### Job
Extract the listing from its first line through the line that contains "menu-item-label: Auto Arrange", and reproduce those lines verbatim, both ends included.

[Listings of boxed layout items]
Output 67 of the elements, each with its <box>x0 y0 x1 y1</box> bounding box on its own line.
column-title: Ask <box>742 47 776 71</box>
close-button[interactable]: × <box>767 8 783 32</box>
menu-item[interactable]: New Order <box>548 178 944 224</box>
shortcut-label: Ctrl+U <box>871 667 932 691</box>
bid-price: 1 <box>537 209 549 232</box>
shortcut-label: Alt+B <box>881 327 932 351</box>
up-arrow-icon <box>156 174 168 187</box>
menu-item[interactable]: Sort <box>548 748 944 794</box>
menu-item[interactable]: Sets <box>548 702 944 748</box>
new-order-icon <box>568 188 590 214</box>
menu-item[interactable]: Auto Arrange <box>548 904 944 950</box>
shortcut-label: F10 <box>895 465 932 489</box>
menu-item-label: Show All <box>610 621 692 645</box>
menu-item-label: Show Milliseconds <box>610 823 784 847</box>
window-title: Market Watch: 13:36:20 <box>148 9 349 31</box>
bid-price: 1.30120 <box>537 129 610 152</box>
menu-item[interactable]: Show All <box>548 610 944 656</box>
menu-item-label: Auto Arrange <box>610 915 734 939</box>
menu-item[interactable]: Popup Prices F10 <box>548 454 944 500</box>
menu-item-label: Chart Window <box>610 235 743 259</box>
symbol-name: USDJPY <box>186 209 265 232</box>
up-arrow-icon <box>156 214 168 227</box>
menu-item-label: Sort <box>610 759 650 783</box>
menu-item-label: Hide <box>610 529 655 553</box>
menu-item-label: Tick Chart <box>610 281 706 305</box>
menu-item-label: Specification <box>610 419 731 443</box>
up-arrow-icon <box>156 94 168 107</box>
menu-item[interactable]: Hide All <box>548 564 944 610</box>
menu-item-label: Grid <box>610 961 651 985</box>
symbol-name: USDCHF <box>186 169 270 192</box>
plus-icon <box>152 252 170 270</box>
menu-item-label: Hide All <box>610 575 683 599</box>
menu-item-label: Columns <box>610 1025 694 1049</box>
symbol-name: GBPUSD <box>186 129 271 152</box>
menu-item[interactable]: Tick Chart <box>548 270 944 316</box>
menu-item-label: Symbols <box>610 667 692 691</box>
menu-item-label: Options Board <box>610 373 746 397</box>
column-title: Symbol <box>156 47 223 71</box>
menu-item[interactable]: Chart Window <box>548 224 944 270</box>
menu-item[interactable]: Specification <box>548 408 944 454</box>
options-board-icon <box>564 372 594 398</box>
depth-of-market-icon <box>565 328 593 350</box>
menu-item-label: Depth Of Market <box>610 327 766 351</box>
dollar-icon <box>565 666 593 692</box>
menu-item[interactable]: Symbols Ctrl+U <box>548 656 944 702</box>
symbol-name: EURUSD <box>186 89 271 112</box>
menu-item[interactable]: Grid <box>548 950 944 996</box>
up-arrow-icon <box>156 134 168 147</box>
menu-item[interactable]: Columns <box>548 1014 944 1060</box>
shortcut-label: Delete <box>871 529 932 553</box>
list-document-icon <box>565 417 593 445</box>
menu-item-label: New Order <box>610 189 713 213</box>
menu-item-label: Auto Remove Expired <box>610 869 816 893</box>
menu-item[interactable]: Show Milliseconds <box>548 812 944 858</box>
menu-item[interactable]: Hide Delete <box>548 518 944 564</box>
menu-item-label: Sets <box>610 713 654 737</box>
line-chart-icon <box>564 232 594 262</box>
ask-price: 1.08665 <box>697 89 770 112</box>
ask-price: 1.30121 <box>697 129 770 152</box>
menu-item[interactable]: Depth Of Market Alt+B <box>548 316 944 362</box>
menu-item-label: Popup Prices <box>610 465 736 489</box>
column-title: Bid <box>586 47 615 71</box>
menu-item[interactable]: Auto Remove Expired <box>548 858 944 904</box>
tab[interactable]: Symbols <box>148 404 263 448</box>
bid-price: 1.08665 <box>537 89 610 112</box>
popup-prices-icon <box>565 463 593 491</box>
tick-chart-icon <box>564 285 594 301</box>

### The reply
Output 67 of the elements, each with its <box>x0 y0 x1 y1</box> bounding box on its own line.
column-title: Ask <box>742 47 776 71</box>
close-button[interactable]: × <box>767 8 783 32</box>
menu-item[interactable]: New Order <box>548 178 944 224</box>
shortcut-label: Ctrl+U <box>871 667 932 691</box>
bid-price: 1 <box>537 209 549 232</box>
shortcut-label: Alt+B <box>881 327 932 351</box>
up-arrow-icon <box>156 174 168 187</box>
menu-item[interactable]: Sort <box>548 748 944 794</box>
menu-item[interactable]: Sets <box>548 702 944 748</box>
new-order-icon <box>568 188 590 214</box>
menu-item[interactable]: Auto Arrange <box>548 904 944 950</box>
shortcut-label: F10 <box>895 465 932 489</box>
menu-item-label: Show All <box>610 621 692 645</box>
menu-item-label: Show Milliseconds <box>610 823 784 847</box>
window-title: Market Watch: 13:36:20 <box>148 9 349 31</box>
bid-price: 1.30120 <box>537 129 610 152</box>
menu-item[interactable]: Show All <box>548 610 944 656</box>
menu-item-label: Auto Arrange <box>610 915 734 939</box>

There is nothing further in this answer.